- _Exercise_
Please copy every line of the records below that holds the word "this".

## Begin Entries shown

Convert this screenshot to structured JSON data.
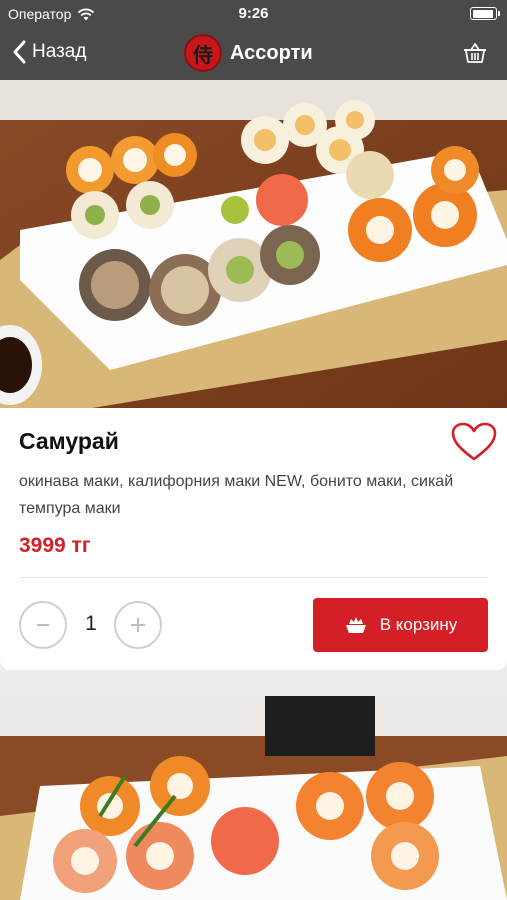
{
  "status_bar": {
    "carrier": "Оператор",
    "time": "9:26"
  },
  "nav": {
    "back_label": "Назад",
    "title": "Ассорти",
    "logo_glyph": "侍"
  },
  "product": {
    "name": "Самурай",
    "description": "окинава маки, калифорния маки NEW, бонито маки, сикай темпура маки",
    "price": "3999 тг",
    "quantity": "1",
    "add_to_cart_label": "В корзину",
    "favorite": false
  },
  "colors": {
    "nav_bg": "#4a4a4a",
    "accent": "#d41f26"
  },
  "icons": [
    "wifi-icon",
    "battery-icon",
    "back-chevron-icon",
    "basket-icon",
    "heart-icon",
    "minus-icon",
    "plus-icon",
    "sushi-boat-icon"
  ]
}
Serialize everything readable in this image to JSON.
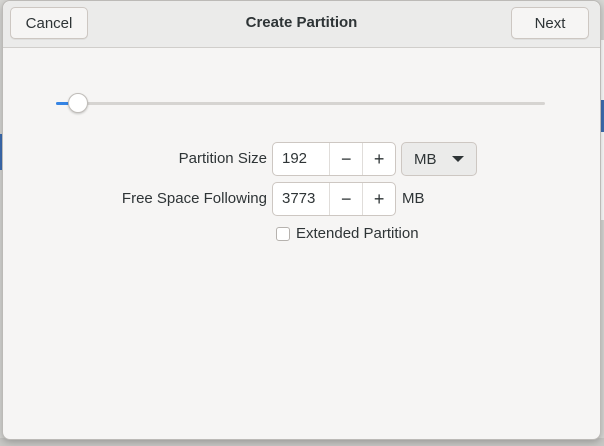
{
  "dialog": {
    "title": "Create Partition",
    "cancel_label": "Cancel",
    "next_label": "Next"
  },
  "slider": {
    "fraction": 0.05
  },
  "form": {
    "partition_size_label": "Partition Size",
    "partition_size_value": "192",
    "partition_size_unit": "MB",
    "free_space_label": "Free Space Following",
    "free_space_value": "3773",
    "free_space_unit": "MB",
    "decrement_glyph": "−",
    "increment_glyph": "+",
    "extended_partition_label": "Extended Partition",
    "extended_partition_checked": false
  },
  "colors": {
    "accent": "#3584e4"
  }
}
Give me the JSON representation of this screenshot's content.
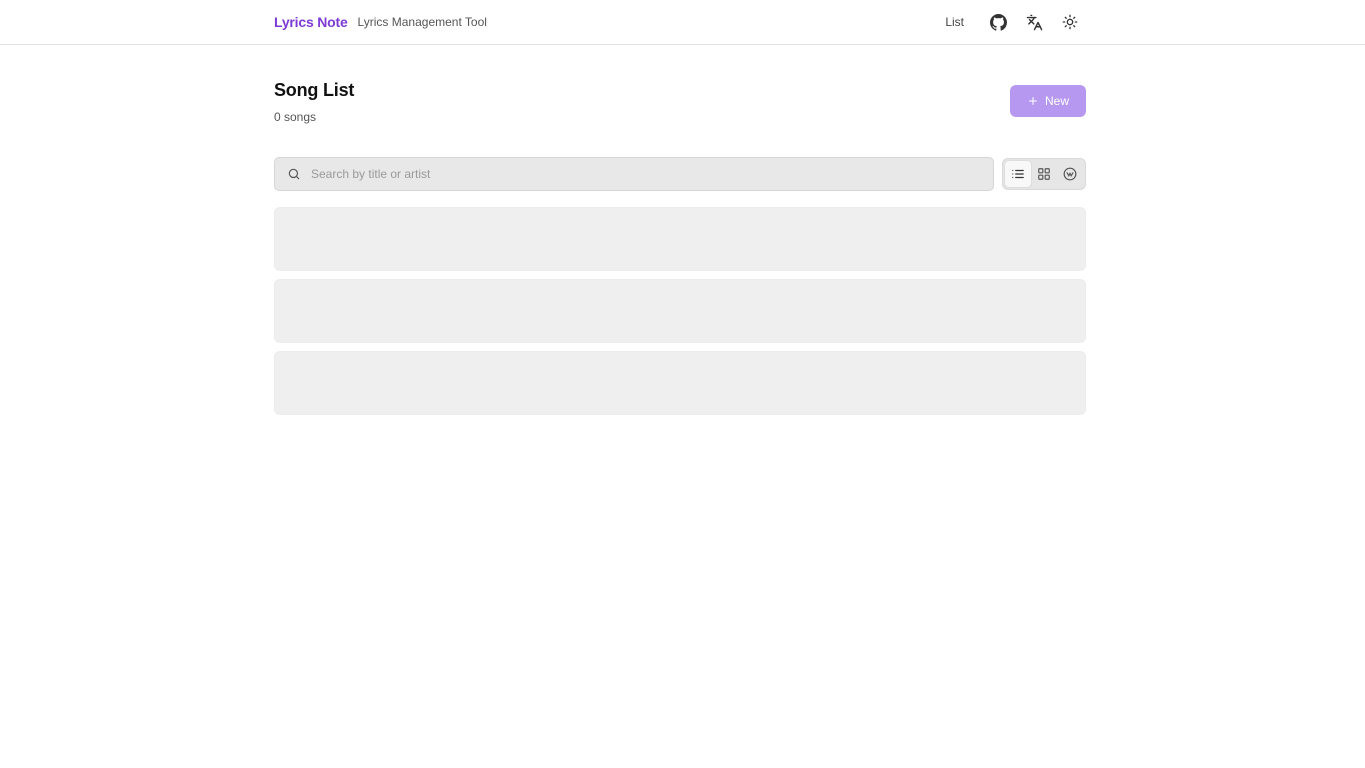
{
  "header": {
    "brand": "Lyrics Note",
    "tagline": "Lyrics Management Tool",
    "nav_list_label": "List",
    "icons": [
      "github-icon",
      "translate-icon",
      "sun-icon"
    ]
  },
  "main": {
    "title": "Song List",
    "song_count": "0 songs",
    "new_button_label": "New"
  },
  "search": {
    "placeholder": "Search by title or artist",
    "value": ""
  },
  "view_modes": [
    {
      "name": "list",
      "icon": "list-icon",
      "active": true
    },
    {
      "name": "grid",
      "icon": "grid-icon",
      "active": false
    },
    {
      "name": "artist",
      "icon": "circle-badge-icon",
      "active": false
    }
  ],
  "skeleton_rows": 3,
  "colors": {
    "brand": "#7e3bd6",
    "new_button": "#b798f0",
    "skeleton": "#efefef"
  }
}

## End Entries shown

- _Response_
Convert this screenshot to structured JSON data.
Serialize everything readable in this image to JSON.
Give me the JSON representation of this screenshot's content.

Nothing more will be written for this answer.